### What to produce
Return the records, each one exactly as written.

*****

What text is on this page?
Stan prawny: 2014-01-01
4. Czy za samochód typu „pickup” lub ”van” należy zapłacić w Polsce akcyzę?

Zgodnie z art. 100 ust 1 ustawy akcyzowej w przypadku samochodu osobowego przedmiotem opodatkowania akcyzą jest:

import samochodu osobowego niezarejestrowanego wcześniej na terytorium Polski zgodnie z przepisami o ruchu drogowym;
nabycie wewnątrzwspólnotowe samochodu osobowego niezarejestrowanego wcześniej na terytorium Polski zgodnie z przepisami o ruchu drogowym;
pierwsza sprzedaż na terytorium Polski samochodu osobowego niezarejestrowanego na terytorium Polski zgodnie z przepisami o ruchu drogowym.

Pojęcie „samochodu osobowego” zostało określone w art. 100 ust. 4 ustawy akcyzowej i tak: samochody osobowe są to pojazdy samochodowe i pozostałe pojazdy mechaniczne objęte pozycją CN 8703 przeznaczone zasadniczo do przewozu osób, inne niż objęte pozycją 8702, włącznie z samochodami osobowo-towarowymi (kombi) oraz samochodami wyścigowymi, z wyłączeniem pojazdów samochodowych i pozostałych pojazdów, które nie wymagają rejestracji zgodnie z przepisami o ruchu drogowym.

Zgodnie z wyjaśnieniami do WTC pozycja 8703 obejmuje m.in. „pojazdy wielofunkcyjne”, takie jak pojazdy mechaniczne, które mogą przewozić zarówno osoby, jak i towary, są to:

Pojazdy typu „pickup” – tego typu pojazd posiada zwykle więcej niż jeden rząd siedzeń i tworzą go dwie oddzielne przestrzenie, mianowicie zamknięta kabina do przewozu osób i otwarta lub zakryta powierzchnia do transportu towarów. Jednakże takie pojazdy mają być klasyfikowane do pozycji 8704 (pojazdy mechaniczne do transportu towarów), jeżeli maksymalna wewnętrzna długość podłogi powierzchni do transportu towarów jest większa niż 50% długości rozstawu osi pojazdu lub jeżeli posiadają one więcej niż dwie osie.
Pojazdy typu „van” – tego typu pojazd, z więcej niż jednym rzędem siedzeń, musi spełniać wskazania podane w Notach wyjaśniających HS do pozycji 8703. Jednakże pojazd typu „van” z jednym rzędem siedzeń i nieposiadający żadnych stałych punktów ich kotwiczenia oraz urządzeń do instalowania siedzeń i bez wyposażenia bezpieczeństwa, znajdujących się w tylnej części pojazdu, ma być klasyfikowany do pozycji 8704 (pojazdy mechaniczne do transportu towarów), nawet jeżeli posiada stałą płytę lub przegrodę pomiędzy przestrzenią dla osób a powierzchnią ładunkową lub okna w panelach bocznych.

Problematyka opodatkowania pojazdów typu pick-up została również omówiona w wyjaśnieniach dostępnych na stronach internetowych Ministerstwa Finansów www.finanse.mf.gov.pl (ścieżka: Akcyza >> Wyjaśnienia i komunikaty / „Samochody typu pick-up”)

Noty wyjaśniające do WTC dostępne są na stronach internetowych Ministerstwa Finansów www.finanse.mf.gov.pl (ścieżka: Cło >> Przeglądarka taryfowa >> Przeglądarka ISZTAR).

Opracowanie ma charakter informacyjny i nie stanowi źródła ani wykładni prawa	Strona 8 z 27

*****

### Written response
What text is on this page?
Stan prawny: 2014-01-01
4. Czy za samochód typu „pickup” lub ”van” należy zapłacić w Polsce akcyzę?

Zgodnie z art. 100 ust 1 ustawy akcyzowej w przypadku samochodu osobowego przedmiotem opodatkowania akcyzą jest:

import samochodu osobowego niezarejestrowanego wcześniej na terytorium Polski zgodnie z przepisami o ruchu drogowym;
nabycie wewnątrzwspólnotowe samochodu osobowego niezarejestrowanego wcześniej na terytorium Polski zgodnie z przepisami o ruchu drogowym;
pierwsza sprzedaż na terytorium Polski samochodu osobowego niezarejestrowanego na terytorium Polski zgodnie z przepisami o ruchu drogowym.

Pojęcie „samochodu osobowego” zostało określone w art. 100 ust. 4 ustawy akcyzowej i tak: samochody osobowe są to pojazdy samochodowe i pozostałe pojazdy mechaniczne objęte pozycją CN 8703 przeznaczone zasadniczo do przewozu osób, inne niż objęte pozycją 8702, włącznie z samochodami osobowo-towarowymi (kombi) oraz samochodami wyścigowymi, z wyłączeniem pojazdów samochodowych i pozostałych pojazdów, które nie wymagają rejestracji zgodnie z przepisami o ruchu drogowym.

Zgodnie z wyjaśnieniami do WTC pozycja 8703 obejmuje m.in. „pojazdy wielofunkcyjne”, takie jak pojazdy mechaniczne, które mogą przewozić zarówno osoby, jak i towary, są to:

Pojazdy typu „pickup” – tego typu pojazd posiada zwykle więcej niż jeden rząd siedzeń i tworzą go dwie oddzielne przestrzenie, mianowicie zamknięta kabina do przewozu osób i otwarta lub zakryta powierzchnia do transportu towarów. Jednakże takie pojazdy mają być klasyfikowane do pozycji 8704 (pojazdy mechaniczne do transportu towarów), jeżeli maksymalna wewnętrzna długość podłogi powierzchni do transportu towarów jest większa niż 50% długości rozstawu osi pojazdu lub jeżeli posiadają one więcej niż dwie osie.
Pojazdy typu „van” – tego typu pojazd, z więcej niż jednym rzędem siedzeń, musi spełniać wskazania podane w Notach wyjaśniających HS do pozycji 8703. Jednakże pojazd typu „van” z jednym rzędem siedzeń i nieposiadający żadnych stałych punktów ich kotwiczenia oraz urządzeń do instalowania siedzeń i bez wyposażenia bezpieczeństwa, znajdujących się w tylnej części pojazdu, ma być klasyfikowany do pozycji 8704 (pojazdy mechaniczne do transportu towarów), nawet jeżeli posiada stałą płytę lub przegrodę pomiędzy przestrzenią dla osób a powierzchnią ładunkową lub okna w panelach bocznych.

Problematyka opodatkowania pojazdów typu pick-up została również omówiona w wyjaśnieniach dostępnych na stronach internetowych Ministerstwa Finansów www.finanse.mf.gov.pl (ścieżka: Akcyza >> Wyjaśnienia i komunikaty / „Samochody typu pick-up”)

Noty wyjaśniające do WTC dostępne są na stronach internetowych Ministerstwa Finansów www.finanse.mf.gov.pl (ścieżka: Cło >> Przeglądarka taryfowa >> Przeglądarka ISZTAR).

Opracowanie ma charakter informacyjny i nie stanowi źródła ani wykładni prawa	Strona 8 z 27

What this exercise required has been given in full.